Written problem:
Gather all lines containing the string "hours" and copy them out.

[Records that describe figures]
•••••

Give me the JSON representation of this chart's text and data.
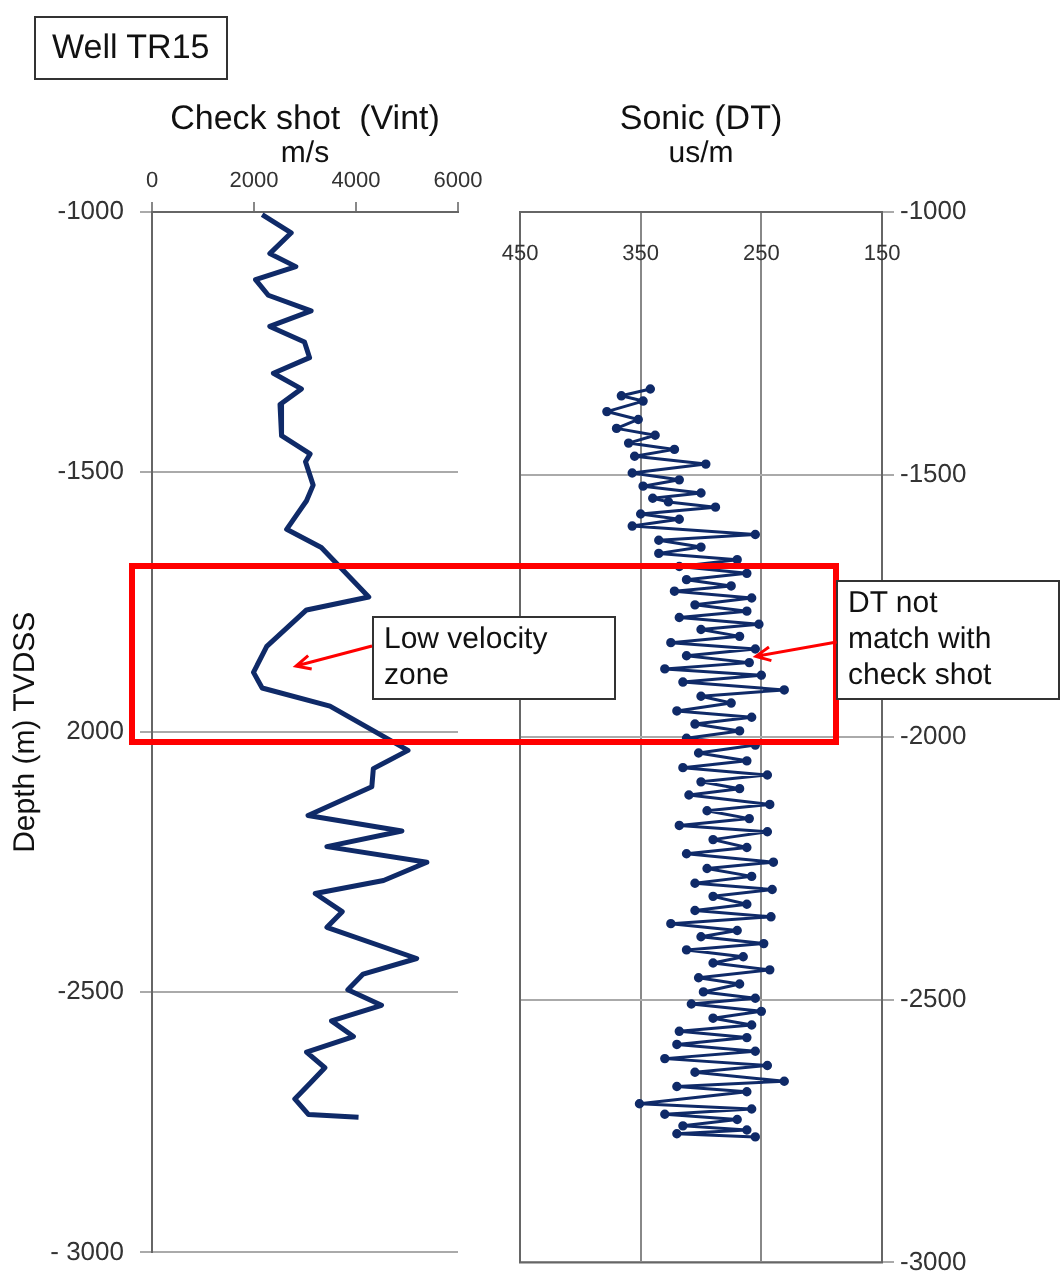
{
  "chart_data": [
    {
      "type": "line",
      "title": "Check shot  (Vint)",
      "xlabel": "m/s",
      "ylabel": "Depth (m) TVDSS",
      "series": [
        {
          "color": "#0f2a68",
          "x": [
            2160,
            2730,
            2310,
            2820,
            2030,
            2280,
            3120,
            2310,
            2990,
            3090,
            2380,
            2930,
            2510,
            2540,
            3100,
            3010,
            3160,
            3030,
            2640,
            3320,
            4250,
            3030,
            2250,
            1990,
            2160,
            3490,
            5020,
            4340,
            4310,
            3060,
            4900,
            3430,
            5390,
            4540,
            3200,
            3730,
            3430,
            5190,
            4140,
            3840,
            4500,
            3520,
            3950,
            3030,
            3390,
            3100,
            2800,
            3070,
            4050
          ],
          "values": [
            -1005,
            -1040,
            -1080,
            -1105,
            -1130,
            -1160,
            -1190,
            -1220,
            -1250,
            -1280,
            -1310,
            -1340,
            -1370,
            -1430,
            -1465,
            -1480,
            -1525,
            -1555,
            -1610,
            -1645,
            -1740,
            -1765,
            -1835,
            -1885,
            -1915,
            -1950,
            -2035,
            -2070,
            -2105,
            -2160,
            -2190,
            -2220,
            -2250,
            -2285,
            -2310,
            -2345,
            -2375,
            -2435,
            -2465,
            -2495,
            -2525,
            -2555,
            -2585,
            -2615,
            -2645,
            -2675,
            -2705,
            -2735,
            -2740
          ]
        }
      ],
      "xlim": [
        0,
        6000
      ],
      "xticks": [
        0,
        2000,
        4000,
        6000
      ],
      "ylim": [
        -3000,
        -1000
      ],
      "yticks": [
        -1000,
        -1500,
        {
          "value": -2000,
          "label": "2000"
        },
        -2500,
        {
          "value": -3000,
          "label": "- 3000"
        }
      ],
      "grid": "y",
      "marker": "none",
      "annotations": [
        "Well TR15",
        "Low velocity zone"
      ]
    },
    {
      "type": "line",
      "title": "Sonic (DT)",
      "xlabel": "us/m",
      "series": [
        {
          "color": "#0f2a68",
          "x": [
            342,
            366,
            348,
            378,
            352,
            370,
            338,
            360,
            322,
            355,
            296,
            357,
            318,
            348,
            300,
            340,
            327,
            288,
            350,
            318,
            357,
            255,
            335,
            300,
            335,
            270,
            318,
            262,
            312,
            275,
            322,
            258,
            305,
            262,
            318,
            252,
            300,
            268,
            325,
            255,
            312,
            260,
            330,
            250,
            315,
            231,
            300,
            275,
            320,
            258,
            305,
            268,
            312,
            255,
            302,
            262,
            315,
            245,
            300,
            268,
            310,
            243,
            295,
            260,
            318,
            245,
            290,
            262,
            312,
            240,
            295,
            258,
            305,
            241,
            290,
            262,
            305,
            242,
            325,
            270,
            300,
            248,
            312,
            265,
            290,
            243,
            302,
            268,
            298,
            255,
            308,
            250,
            290,
            258,
            318,
            262,
            320,
            255,
            330,
            245,
            305,
            231,
            320,
            262,
            351,
            258,
            330,
            270,
            315,
            262,
            320,
            255
          ],
          "values": [
            -1337,
            -1350,
            -1360,
            -1380,
            -1395,
            -1412,
            -1425,
            -1440,
            -1452,
            -1465,
            -1480,
            -1497,
            -1510,
            -1522,
            -1535,
            -1545,
            -1552,
            -1562,
            -1575,
            -1585,
            -1598,
            -1614,
            -1625,
            -1638,
            -1650,
            -1662,
            -1675,
            -1688,
            -1700,
            -1712,
            -1722,
            -1735,
            -1748,
            -1760,
            -1772,
            -1785,
            -1795,
            -1808,
            -1820,
            -1832,
            -1845,
            -1858,
            -1870,
            -1882,
            -1895,
            -1910,
            -1922,
            -1935,
            -1950,
            -1962,
            -1975,
            -1988,
            -2002,
            -2015,
            -2030,
            -2045,
            -2058,
            -2072,
            -2085,
            -2098,
            -2110,
            -2128,
            -2140,
            -2155,
            -2168,
            -2180,
            -2195,
            -2210,
            -2222,
            -2238,
            -2250,
            -2265,
            -2278,
            -2290,
            -2303,
            -2318,
            -2330,
            -2342,
            -2355,
            -2368,
            -2380,
            -2393,
            -2405,
            -2418,
            -2430,
            -2443,
            -2458,
            -2470,
            -2485,
            -2497,
            -2508,
            -2522,
            -2535,
            -2548,
            -2560,
            -2572,
            -2585,
            -2598,
            -2612,
            -2625,
            -2638,
            -2655,
            -2665,
            -2675,
            -2698,
            -2708,
            -2718,
            -2728,
            -2740,
            -2748,
            -2755,
            -2761
          ]
        }
      ],
      "xlim": [
        450,
        150
      ],
      "xticks": [
        450,
        350,
        250,
        150
      ],
      "ylim": [
        -3000,
        -1000
      ],
      "yticks": [
        -1000,
        -1500,
        -2000,
        -2500,
        -3000
      ],
      "grid": true,
      "marker": "circle",
      "annotations": [
        {
          "text": "DT not match with check shot",
          "x": 255,
          "y": -1846
        }
      ]
    }
  ]
}
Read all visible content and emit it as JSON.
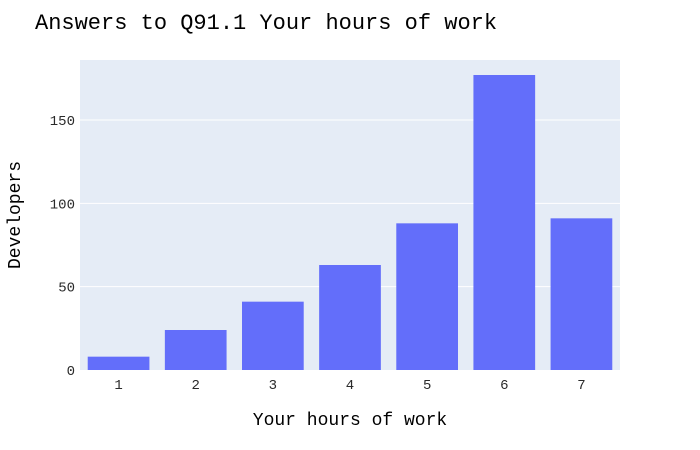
{
  "chart_data": {
    "type": "bar",
    "title": "Answers to Q91.1 Your hours of work",
    "xlabel": "Your hours of work",
    "ylabel": "Developers",
    "categories": [
      "1",
      "2",
      "3",
      "4",
      "5",
      "6",
      "7"
    ],
    "values": [
      8,
      24,
      41,
      63,
      88,
      177,
      91
    ],
    "ylim": [
      0,
      186
    ],
    "yticks": [
      0,
      50,
      100,
      150
    ],
    "grid": true,
    "legend": "none",
    "colors": {
      "bar": "#636efa",
      "plot_background": "#e5ecf6",
      "gridline": "#ffffff"
    }
  }
}
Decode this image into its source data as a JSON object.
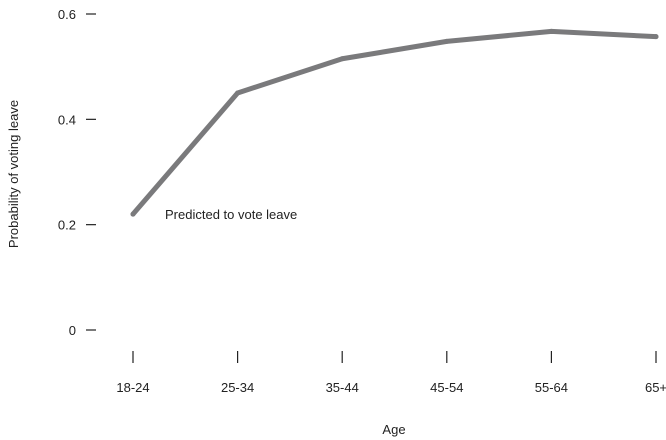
{
  "chart_data": {
    "type": "line",
    "categories": [
      "18-24",
      "25-34",
      "35-44",
      "45-54",
      "55-64",
      "65+"
    ],
    "series": [
      {
        "values": [
          0.22,
          0.45,
          0.515,
          0.548,
          0.567,
          0.557
        ],
        "color": "#7a7a7c"
      }
    ],
    "xlabel": "Age",
    "ylabel": "Probability of voting leave",
    "ylim": [
      0,
      0.6
    ],
    "yticks": [
      0,
      0.2,
      0.4,
      0.6
    ],
    "ytick_labels": [
      "0",
      "0.2",
      "0.4",
      "0.6"
    ],
    "annotation": "Predicted to vote leave",
    "grid": false
  }
}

•••••

Solved exercise:
    "title": "Answers to Q91.1 Your hours of work",
    "xlabel": "Your hours of work",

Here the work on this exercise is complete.